> Records supplied
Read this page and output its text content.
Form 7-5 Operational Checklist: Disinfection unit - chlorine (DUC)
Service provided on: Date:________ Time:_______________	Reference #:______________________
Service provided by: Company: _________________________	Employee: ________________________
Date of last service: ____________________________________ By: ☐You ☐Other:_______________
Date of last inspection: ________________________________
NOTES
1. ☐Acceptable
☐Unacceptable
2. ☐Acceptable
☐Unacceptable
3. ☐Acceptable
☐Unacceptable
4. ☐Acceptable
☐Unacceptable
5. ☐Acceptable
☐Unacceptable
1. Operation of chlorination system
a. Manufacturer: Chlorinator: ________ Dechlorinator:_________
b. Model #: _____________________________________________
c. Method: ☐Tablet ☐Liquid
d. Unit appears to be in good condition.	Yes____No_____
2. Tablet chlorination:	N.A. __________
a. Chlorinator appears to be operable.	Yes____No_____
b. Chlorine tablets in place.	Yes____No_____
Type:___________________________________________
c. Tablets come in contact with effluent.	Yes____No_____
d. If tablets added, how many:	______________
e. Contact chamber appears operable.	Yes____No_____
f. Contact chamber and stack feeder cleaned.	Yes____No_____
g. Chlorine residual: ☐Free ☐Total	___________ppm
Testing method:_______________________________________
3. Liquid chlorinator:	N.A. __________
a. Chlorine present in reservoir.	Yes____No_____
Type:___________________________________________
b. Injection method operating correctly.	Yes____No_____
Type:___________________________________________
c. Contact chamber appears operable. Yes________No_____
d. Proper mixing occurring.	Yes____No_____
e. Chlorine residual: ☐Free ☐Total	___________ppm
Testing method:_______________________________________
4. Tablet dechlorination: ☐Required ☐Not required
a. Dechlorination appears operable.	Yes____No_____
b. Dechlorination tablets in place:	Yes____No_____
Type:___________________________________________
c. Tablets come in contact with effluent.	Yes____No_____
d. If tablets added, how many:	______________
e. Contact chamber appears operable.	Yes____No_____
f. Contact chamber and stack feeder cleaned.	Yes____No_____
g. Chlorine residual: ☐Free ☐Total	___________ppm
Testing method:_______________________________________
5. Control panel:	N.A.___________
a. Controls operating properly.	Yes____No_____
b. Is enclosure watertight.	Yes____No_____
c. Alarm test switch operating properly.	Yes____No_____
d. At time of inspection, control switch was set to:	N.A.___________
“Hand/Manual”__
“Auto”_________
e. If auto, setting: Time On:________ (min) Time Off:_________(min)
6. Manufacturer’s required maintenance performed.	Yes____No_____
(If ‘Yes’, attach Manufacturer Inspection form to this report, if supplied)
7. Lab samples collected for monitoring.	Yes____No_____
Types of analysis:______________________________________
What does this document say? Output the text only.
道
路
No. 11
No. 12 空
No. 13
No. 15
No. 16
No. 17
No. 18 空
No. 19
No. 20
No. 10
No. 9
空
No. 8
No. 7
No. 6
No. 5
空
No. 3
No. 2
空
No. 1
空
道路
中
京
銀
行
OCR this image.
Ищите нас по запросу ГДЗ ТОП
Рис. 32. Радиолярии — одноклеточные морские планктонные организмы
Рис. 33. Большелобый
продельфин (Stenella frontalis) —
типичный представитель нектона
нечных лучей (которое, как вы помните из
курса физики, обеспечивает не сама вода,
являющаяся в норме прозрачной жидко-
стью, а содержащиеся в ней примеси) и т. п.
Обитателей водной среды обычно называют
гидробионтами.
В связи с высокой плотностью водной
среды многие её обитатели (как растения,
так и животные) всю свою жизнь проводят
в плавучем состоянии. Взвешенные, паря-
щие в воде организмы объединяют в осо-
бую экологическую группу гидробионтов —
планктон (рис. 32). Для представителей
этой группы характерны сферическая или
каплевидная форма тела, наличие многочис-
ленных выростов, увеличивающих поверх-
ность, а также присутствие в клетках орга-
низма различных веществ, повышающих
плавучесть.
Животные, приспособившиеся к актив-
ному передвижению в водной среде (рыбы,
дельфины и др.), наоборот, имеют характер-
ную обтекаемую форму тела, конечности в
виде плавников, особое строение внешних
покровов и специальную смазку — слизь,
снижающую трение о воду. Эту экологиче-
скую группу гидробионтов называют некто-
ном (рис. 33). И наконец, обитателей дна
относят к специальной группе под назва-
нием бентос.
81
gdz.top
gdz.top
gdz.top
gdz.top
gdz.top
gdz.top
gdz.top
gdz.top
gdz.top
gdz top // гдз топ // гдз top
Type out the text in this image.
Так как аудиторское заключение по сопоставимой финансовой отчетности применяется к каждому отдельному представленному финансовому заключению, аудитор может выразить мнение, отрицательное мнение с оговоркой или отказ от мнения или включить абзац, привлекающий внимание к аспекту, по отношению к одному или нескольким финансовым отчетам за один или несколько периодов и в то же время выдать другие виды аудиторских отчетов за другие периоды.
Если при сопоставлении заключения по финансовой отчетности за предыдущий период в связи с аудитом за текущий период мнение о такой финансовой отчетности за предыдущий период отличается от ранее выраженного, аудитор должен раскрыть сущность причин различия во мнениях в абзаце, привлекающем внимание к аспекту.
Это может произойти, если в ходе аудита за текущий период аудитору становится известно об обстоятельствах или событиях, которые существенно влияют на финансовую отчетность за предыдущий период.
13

> Short exercise
Print the material once more, exactly.

> Final answer
Read this page and output its text content.
Form 7-5 Operational Checklist: Disinfection unit - chlorine (DUC)
Service provided on: Date:________ Time:_______________	Reference #:______________________
Service provided by: Company: _________________________	Employee: ________________________
Date of last service: ____________________________________ By: ☐You ☐Other:_______________
Date of last inspection: ________________________________
NOTES
1. ☐Acceptable
☐Unacceptable
2. ☐Acceptable
☐Unacceptable
3. ☐Acceptable
☐Unacceptable
4. ☐Acceptable
☐Unacceptable
5. ☐Acceptable
☐Unacceptable
1. Operation of chlorination system
a. Manufacturer: Chlorinator: ________ Dechlorinator:_________
b. Model #: _____________________________________________
c. Method: ☐Tablet ☐Liquid
d. Unit appears to be in good condition.	Yes____No_____
2. Tablet chlorination:	N.A. __________
a. Chlorinator appears to be operable.	Yes____No_____
b. Chlorine tablets in place.	Yes____No_____
Type:___________________________________________
c. Tablets come in contact with effluent.	Yes____No_____
d. If tablets added, how many:	______________
e. Contact chamber appears operable.	Yes____No_____
f. Contact chamber and stack feeder cleaned.	Yes____No_____
g. Chlorine residual: ☐Free ☐Total	___________ppm
Testing method:_______________________________________
3. Liquid chlorinator:	N.A. __________
a. Chlorine present in reservoir.	Yes____No_____
Type:___________________________________________
b. Injection method operating correctly.	Yes____No_____
Type:___________________________________________
c. Contact chamber appears operable. Yes________No_____
d. Proper mixing occurring.	Yes____No_____
e. Chlorine residual: ☐Free ☐Total	___________ppm
Testing method:_______________________________________
4. Tablet dechlorination: ☐Required ☐Not required
a. Dechlorination appears operable.	Yes____No_____
b. Dechlorination tablets in place:	Yes____No_____
Type:___________________________________________
c. Tablets come in contact with effluent.	Yes____No_____
d. If tablets added, how many:	______________
e. Contact chamber appears operable.	Yes____No_____
f. Contact chamber and stack feeder cleaned.	Yes____No_____
g. Chlorine residual: ☐Free ☐Total	___________ppm
Testing method:_______________________________________
5. Control panel:	N.A.___________
a. Controls operating properly.	Yes____No_____
b. Is enclosure watertight.	Yes____No_____
c. Alarm test switch operating properly.	Yes____No_____
d. At time of inspection, control switch was set to:	N.A.___________
“Hand/Manual”__
“Auto”_________
e. If auto, setting: Time On:________ (min) Time Off:_________(min)
6. Manufacturer’s required maintenance performed.	Yes____No_____
(If ‘Yes’, attach Manufacturer Inspection form to this report, if supplied)
7. Lab samples collected for monitoring.	Yes____No_____
Types of analysis:______________________________________
What does this document say? Output the text only.
道
路
No. 11
No. 12 空
No. 13
No. 15
No. 16
No. 17
No. 18 空
No. 19
No. 20
No. 10
No. 9
空
No. 8
No. 7
No. 6
No. 5
空
No. 3
No. 2
空
No. 1
空
道路
中
京
銀
行
OCR this image.
Ищите нас по запросу ГДЗ ТОП
Рис. 32. Радиолярии — одноклеточные морские планктонные организмы
Рис. 33. Большелобый
продельфин (Stenella frontalis) —
типичный представитель нектона
нечных лучей (которое, как вы помните из
курса физики, обеспечивает не сама вода,
являющаяся в норме прозрачной жидко-
стью, а содержащиеся в ней примеси) и т. п.
Обитателей водной среды обычно называют
гидробионтами.
В связи с высокой плотностью водной
среды многие её обитатели (как растения,
так и животные) всю свою жизнь проводят
в плавучем состоянии. Взвешенные, паря-
щие в воде организмы объединяют в осо-
бую экологическую группу гидробионтов —
планктон (рис. 32). Для представителей
этой группы характерны сферическая или
каплевидная форма тела, наличие многочис-
ленных выростов, увеличивающих поверх-
ность, а также присутствие в клетках орга-
низма различных веществ, повышающих
плавучесть.
Животные, приспособившиеся к актив-
ному передвижению в водной среде (рыбы,
дельфины и др.), наоборот, имеют характер-
ную обтекаемую форму тела, конечности в
виде плавников, особое строение внешних
покровов и специальную смазку — слизь,
снижающую трение о воду. Эту экологиче-
скую группу гидробионтов называют некто-
ном (рис. 33). И наконец, обитателей дна
относят к специальной группе под назва-
нием бентос.
81
gdz.top
gdz.top
gdz.top
gdz.top
gdz.top
gdz.top
gdz.top
gdz.top
gdz.top
gdz top // гдз топ // гдз top
Type out the text in this image.
Так как аудиторское заключение по сопоставимой финансовой отчетности применяется к каждому отдельному представленному финансовому заключению, аудитор может выразить мнение, отрицательное мнение с оговоркой или отказ от мнения или включить абзац, привлекающий внимание к аспекту, по отношению к одному или нескольким финансовым отчетам за один или несколько периодов и в то же время выдать другие виды аудиторских отчетов за другие периоды.
Если при сопоставлении заключения по финансовой отчетности за предыдущий период в связи с аудитом за текущий период мнение о такой финансовой отчетности за предыдущий период отличается от ранее выраженного, аудитор должен раскрыть сущность причин различия во мнениях в абзаце, привлекающем внимание к аспекту.
Это может произойти, если в ходе аудита за текущий период аудитору становится известно об обстоятельствах или событиях, которые существенно влияют на финансовую отчетность за предыдущий период.
13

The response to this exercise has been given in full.